>> BEGIN Recorded data

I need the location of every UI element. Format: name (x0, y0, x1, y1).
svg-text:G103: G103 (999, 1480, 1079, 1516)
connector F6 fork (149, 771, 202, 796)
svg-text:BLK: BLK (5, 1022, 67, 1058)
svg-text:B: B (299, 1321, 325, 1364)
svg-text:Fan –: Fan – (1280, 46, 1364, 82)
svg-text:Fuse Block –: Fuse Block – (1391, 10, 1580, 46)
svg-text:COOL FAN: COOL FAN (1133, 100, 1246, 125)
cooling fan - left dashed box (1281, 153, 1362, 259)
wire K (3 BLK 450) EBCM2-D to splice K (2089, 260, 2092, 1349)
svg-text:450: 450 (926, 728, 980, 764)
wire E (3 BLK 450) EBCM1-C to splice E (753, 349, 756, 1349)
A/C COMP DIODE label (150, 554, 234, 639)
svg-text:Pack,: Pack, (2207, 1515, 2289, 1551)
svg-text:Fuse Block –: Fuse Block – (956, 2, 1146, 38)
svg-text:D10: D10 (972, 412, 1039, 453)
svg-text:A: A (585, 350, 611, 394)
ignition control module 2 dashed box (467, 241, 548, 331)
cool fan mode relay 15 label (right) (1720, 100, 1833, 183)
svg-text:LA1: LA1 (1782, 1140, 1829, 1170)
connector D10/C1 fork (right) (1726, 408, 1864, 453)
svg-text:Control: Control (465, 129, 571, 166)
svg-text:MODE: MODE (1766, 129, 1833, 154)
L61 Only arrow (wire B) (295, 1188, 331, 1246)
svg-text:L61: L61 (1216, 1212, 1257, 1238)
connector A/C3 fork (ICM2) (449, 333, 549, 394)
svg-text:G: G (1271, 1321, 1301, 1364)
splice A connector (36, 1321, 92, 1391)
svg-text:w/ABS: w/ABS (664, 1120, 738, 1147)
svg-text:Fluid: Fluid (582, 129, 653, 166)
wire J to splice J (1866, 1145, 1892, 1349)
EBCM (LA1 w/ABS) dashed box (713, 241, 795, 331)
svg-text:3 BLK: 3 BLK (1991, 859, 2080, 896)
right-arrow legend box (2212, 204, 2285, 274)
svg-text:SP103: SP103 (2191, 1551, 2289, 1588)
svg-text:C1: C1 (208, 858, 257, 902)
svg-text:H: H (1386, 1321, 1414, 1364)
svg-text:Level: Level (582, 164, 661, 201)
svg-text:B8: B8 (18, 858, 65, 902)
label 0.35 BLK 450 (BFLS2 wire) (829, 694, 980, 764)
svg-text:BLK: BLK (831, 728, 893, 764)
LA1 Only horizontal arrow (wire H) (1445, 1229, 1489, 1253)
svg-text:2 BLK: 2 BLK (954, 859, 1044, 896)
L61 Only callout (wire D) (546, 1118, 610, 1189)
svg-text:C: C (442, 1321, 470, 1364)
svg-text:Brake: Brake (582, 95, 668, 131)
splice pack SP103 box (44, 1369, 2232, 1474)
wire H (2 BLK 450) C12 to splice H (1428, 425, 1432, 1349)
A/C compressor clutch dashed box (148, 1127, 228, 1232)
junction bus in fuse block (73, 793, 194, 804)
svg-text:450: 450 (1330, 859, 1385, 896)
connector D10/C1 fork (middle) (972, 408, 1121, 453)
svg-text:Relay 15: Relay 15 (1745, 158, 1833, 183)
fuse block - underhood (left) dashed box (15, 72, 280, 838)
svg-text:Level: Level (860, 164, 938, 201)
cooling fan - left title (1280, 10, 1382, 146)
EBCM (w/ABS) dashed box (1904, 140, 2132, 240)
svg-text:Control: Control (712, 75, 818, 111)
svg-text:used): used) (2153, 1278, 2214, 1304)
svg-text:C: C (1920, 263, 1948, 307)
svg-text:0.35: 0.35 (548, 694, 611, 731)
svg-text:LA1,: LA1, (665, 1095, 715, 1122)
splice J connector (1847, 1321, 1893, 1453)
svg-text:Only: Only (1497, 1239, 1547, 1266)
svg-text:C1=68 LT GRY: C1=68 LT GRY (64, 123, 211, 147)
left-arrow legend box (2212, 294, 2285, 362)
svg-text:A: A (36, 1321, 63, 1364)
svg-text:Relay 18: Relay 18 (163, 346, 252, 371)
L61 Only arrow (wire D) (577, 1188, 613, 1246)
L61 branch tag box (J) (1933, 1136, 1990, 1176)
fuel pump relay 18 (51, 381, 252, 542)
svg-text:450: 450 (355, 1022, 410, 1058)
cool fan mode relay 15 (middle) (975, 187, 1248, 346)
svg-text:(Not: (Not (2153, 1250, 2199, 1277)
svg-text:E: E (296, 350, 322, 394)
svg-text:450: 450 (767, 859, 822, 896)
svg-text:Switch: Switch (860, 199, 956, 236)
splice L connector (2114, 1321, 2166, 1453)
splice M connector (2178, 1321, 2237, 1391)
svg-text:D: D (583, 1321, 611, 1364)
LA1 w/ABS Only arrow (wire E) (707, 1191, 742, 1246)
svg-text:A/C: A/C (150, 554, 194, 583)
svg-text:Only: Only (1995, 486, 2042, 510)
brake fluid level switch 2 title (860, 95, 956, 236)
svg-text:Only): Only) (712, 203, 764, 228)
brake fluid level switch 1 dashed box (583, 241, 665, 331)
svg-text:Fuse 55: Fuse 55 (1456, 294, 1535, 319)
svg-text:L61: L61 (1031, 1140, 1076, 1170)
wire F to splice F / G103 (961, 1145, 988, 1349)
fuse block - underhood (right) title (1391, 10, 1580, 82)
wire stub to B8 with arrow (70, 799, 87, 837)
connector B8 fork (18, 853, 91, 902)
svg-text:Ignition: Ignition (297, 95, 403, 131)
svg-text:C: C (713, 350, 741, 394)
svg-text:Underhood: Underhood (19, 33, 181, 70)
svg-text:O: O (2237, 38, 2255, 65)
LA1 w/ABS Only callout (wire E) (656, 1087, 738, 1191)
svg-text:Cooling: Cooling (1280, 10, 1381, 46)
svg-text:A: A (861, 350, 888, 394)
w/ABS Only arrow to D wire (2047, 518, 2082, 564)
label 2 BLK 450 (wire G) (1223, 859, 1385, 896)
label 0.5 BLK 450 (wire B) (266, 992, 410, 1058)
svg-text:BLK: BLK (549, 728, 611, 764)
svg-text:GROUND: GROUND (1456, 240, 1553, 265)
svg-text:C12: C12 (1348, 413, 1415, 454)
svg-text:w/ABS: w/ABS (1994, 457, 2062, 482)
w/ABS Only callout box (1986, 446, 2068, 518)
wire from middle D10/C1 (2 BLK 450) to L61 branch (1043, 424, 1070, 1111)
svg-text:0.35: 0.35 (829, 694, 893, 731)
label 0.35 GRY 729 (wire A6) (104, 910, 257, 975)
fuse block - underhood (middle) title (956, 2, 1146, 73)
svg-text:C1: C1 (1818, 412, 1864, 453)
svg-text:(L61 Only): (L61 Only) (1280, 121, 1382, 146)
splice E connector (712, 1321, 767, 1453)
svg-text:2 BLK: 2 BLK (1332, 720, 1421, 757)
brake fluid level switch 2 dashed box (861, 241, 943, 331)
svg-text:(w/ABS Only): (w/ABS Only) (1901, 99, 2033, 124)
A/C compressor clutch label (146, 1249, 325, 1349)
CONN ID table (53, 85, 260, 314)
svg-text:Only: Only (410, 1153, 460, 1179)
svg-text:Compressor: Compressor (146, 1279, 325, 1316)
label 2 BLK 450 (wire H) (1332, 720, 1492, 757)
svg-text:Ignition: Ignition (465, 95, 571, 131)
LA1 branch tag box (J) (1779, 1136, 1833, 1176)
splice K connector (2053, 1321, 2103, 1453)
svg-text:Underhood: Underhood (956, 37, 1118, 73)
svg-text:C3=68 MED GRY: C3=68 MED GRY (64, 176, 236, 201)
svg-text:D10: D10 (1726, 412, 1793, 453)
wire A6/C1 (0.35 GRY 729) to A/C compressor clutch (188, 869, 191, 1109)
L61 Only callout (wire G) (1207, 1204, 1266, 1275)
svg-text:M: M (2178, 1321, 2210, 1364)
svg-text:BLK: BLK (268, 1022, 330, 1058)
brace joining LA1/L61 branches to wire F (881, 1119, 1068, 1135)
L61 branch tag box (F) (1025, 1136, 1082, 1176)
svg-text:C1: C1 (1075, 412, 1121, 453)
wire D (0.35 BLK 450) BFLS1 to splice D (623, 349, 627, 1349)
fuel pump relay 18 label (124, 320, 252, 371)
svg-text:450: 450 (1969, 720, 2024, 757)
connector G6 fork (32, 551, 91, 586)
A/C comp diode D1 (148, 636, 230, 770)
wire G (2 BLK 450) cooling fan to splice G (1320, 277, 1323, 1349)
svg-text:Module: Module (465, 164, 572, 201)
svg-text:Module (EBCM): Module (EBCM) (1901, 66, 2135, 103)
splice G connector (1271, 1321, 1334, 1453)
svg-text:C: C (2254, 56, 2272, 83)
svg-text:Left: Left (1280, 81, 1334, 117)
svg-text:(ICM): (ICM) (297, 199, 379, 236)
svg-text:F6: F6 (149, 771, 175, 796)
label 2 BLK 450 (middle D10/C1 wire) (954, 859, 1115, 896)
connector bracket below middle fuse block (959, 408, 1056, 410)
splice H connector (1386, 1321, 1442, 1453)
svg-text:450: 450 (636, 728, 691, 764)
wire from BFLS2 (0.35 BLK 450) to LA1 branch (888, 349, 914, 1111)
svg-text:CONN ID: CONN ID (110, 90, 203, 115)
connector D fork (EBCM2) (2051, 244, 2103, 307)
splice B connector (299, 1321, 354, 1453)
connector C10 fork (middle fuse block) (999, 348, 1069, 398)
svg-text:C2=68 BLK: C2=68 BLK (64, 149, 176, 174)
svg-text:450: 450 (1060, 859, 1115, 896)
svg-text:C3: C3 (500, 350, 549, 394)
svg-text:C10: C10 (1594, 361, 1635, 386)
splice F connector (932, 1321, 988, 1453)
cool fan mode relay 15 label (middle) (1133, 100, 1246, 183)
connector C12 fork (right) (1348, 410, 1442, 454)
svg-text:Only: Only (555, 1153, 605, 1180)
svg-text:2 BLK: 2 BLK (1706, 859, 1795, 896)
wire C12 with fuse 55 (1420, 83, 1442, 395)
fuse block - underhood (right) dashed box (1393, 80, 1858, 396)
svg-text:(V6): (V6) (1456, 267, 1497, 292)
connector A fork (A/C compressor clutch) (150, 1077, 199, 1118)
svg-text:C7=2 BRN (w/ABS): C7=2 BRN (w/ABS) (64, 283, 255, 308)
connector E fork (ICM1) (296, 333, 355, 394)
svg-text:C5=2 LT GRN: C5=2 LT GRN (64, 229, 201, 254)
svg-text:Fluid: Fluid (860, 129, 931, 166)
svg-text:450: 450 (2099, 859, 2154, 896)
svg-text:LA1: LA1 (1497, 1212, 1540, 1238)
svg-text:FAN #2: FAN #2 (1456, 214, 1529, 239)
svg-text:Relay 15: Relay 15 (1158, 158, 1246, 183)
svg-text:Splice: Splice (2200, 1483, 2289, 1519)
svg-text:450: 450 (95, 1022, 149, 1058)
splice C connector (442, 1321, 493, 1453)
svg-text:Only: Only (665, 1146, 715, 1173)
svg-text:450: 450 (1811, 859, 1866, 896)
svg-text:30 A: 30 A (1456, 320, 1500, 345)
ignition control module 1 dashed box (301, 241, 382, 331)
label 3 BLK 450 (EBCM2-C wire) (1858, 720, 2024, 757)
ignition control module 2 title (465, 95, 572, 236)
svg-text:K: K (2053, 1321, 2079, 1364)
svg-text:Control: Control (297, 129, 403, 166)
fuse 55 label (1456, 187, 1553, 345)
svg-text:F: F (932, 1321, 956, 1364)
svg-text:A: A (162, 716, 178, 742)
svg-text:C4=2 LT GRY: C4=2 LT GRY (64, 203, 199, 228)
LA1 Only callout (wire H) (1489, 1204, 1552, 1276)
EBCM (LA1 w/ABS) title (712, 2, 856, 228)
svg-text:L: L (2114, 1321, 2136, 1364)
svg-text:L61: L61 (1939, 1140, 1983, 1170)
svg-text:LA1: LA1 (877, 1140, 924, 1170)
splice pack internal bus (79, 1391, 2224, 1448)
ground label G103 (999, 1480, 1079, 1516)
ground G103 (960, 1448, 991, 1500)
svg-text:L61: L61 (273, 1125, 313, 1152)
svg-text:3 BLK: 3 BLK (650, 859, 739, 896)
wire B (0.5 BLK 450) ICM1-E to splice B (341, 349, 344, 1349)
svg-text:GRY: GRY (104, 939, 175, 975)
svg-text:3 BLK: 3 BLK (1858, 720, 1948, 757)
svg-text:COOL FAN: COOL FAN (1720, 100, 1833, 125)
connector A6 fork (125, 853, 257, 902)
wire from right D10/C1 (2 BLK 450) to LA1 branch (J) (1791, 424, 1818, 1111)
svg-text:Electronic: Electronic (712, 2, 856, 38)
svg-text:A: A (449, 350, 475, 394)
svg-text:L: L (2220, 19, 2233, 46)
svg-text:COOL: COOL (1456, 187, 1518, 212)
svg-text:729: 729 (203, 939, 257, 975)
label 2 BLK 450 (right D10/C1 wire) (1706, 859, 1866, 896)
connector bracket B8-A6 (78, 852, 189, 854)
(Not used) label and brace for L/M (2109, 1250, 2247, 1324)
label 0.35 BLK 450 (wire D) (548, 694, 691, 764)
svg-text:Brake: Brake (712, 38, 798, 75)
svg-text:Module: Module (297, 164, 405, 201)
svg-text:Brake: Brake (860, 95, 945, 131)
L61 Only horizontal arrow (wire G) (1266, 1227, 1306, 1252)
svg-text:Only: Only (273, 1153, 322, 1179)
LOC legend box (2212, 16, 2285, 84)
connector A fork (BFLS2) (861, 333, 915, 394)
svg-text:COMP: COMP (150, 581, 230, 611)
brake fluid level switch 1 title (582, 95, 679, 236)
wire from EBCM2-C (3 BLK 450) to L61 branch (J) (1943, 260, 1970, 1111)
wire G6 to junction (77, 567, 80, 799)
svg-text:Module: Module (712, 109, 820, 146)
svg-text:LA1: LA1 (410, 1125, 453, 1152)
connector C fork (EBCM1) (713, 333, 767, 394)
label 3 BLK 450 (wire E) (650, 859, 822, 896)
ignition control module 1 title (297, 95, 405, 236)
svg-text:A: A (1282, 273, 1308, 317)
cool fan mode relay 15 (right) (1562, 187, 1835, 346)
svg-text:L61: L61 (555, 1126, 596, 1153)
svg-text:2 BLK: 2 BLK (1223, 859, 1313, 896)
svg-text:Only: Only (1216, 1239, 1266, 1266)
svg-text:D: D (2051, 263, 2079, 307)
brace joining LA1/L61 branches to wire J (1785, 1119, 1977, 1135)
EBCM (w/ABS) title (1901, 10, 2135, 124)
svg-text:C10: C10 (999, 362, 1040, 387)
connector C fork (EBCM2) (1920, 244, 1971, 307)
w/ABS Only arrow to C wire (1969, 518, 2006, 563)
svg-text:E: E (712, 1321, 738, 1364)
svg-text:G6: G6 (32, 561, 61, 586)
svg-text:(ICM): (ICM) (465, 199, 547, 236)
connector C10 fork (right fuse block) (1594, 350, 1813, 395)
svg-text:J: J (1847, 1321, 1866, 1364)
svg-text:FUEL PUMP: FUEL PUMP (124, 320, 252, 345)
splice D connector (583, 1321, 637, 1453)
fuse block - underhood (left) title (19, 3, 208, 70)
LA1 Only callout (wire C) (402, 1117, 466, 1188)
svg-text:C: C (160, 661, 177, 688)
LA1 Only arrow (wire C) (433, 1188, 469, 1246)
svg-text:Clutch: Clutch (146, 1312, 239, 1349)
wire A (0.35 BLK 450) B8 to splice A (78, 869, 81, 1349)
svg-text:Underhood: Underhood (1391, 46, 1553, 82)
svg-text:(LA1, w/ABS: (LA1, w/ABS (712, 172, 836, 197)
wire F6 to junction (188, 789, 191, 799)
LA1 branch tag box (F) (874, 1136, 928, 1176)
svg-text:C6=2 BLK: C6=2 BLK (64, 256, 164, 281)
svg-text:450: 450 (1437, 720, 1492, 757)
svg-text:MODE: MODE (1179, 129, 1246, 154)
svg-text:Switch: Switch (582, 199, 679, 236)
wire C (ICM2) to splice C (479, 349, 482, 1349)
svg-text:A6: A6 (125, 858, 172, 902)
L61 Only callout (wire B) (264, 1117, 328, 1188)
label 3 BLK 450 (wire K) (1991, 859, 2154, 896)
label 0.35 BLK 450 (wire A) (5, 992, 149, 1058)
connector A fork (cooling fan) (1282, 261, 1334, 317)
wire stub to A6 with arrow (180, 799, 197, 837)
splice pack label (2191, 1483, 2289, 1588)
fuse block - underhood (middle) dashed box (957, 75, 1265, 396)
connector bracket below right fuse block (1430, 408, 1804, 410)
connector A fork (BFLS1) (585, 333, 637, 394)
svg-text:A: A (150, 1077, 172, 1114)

>> END Recorded data
>> BEGIN Recorded data

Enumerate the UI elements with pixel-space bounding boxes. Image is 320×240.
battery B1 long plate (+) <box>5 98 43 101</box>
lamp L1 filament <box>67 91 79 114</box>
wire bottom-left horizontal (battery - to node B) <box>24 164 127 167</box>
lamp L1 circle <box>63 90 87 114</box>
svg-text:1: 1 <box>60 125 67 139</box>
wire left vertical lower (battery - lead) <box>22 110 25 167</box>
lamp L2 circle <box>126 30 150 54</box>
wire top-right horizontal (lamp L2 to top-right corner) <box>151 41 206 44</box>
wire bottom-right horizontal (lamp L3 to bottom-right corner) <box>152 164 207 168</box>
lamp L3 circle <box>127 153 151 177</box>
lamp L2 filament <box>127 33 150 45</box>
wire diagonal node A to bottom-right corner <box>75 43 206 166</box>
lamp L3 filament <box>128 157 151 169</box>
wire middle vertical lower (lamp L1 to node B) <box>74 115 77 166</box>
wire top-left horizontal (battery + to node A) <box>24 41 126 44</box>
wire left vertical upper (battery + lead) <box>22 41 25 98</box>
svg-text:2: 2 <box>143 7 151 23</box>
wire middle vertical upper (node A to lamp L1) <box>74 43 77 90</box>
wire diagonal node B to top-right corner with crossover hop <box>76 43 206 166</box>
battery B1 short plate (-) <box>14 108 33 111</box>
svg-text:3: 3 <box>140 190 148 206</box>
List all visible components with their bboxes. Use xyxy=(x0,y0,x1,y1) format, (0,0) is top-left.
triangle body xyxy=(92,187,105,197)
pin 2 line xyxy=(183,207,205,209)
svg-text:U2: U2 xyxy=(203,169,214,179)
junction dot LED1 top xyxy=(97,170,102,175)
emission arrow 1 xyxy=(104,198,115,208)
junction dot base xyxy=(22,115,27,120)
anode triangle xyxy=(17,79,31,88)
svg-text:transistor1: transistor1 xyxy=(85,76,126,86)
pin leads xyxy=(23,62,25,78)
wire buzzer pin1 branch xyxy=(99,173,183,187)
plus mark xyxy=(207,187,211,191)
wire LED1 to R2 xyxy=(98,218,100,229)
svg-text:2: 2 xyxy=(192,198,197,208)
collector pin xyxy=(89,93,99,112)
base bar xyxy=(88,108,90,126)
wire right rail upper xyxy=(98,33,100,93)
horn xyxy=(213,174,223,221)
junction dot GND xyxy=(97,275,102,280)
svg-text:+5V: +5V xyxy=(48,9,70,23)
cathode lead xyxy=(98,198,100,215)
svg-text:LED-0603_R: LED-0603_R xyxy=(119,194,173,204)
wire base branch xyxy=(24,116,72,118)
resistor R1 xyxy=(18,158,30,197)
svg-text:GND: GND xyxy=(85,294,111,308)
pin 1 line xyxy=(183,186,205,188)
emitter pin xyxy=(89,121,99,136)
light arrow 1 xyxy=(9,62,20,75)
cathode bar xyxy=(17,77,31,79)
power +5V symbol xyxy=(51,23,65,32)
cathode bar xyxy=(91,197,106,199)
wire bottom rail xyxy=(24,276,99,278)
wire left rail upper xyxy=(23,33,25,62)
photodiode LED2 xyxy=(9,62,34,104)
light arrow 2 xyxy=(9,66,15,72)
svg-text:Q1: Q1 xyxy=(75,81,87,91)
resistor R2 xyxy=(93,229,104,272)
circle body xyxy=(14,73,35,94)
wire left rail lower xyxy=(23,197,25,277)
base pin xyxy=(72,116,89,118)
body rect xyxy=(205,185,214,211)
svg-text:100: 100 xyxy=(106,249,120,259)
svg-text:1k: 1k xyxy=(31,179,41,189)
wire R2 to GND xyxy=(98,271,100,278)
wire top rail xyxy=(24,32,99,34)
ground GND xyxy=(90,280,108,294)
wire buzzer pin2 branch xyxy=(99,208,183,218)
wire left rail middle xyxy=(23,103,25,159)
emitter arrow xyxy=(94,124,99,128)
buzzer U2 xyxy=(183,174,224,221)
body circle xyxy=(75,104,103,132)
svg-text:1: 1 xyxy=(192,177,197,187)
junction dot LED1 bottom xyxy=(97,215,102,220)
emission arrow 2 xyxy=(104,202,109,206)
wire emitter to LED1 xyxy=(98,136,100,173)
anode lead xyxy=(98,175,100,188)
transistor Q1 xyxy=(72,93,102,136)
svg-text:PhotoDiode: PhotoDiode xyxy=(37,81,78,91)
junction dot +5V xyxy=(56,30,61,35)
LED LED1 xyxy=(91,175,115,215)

>> END Recorded data
>> BEGIN Recorded data

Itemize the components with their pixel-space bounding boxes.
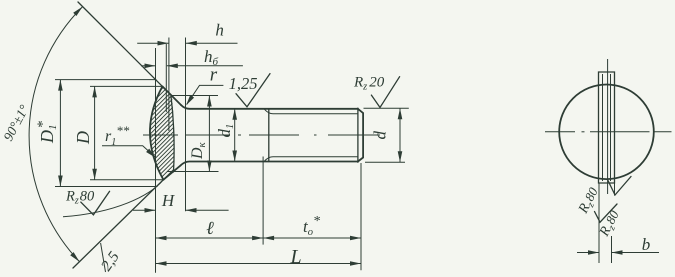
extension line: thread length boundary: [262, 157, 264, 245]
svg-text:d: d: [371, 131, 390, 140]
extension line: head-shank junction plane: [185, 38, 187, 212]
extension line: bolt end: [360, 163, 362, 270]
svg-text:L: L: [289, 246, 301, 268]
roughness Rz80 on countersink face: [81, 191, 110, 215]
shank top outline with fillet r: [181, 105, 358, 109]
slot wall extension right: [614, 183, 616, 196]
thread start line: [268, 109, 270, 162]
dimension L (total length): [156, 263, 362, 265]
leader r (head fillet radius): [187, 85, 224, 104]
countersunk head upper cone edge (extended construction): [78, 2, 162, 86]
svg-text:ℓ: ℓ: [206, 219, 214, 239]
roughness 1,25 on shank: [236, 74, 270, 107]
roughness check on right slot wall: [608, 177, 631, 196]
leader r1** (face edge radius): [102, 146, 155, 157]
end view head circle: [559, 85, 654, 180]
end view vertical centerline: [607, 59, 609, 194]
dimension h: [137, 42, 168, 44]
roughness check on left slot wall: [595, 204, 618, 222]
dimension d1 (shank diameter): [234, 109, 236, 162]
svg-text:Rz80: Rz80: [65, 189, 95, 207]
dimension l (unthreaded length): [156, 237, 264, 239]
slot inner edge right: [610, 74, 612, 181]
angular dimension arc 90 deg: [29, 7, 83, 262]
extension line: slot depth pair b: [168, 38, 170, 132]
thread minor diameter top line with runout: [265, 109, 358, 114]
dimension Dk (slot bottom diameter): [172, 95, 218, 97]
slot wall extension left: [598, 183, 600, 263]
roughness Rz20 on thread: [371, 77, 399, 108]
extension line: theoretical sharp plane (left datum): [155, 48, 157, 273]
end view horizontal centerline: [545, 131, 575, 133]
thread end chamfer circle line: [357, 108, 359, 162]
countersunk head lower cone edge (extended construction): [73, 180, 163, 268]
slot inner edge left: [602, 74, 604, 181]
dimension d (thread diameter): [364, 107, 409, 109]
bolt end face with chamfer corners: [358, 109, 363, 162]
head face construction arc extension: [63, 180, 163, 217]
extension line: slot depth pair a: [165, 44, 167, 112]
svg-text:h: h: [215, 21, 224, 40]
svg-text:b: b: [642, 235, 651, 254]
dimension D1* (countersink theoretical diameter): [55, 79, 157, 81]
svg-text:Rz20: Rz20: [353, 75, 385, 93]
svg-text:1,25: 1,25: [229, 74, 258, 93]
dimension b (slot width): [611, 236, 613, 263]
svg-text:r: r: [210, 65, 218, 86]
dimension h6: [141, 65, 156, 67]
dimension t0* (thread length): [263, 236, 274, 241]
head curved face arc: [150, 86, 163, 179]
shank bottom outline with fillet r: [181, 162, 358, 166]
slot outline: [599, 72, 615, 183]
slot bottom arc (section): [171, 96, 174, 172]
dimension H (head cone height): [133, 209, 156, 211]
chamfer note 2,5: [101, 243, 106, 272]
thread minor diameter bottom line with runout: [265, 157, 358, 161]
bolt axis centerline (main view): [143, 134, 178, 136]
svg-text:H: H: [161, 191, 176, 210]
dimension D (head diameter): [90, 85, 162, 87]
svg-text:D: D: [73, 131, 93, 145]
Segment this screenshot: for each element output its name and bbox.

>> END Recorded data

◆ **Stated task**: Copy the rows word for word, from the line with "Enumerate the UI" up to and including the line with "wire bottom-left horizontal".

◆ **Complete response**:
Enumerate the UI elements with pixel-space bounding boxes. Image is 320×240.
battery B1 long plate (+) <box>5 98 43 101</box>
lamp L1 filament <box>67 91 79 114</box>
wire bottom-left horizontal (battery - to node B) <box>24 164 127 167</box>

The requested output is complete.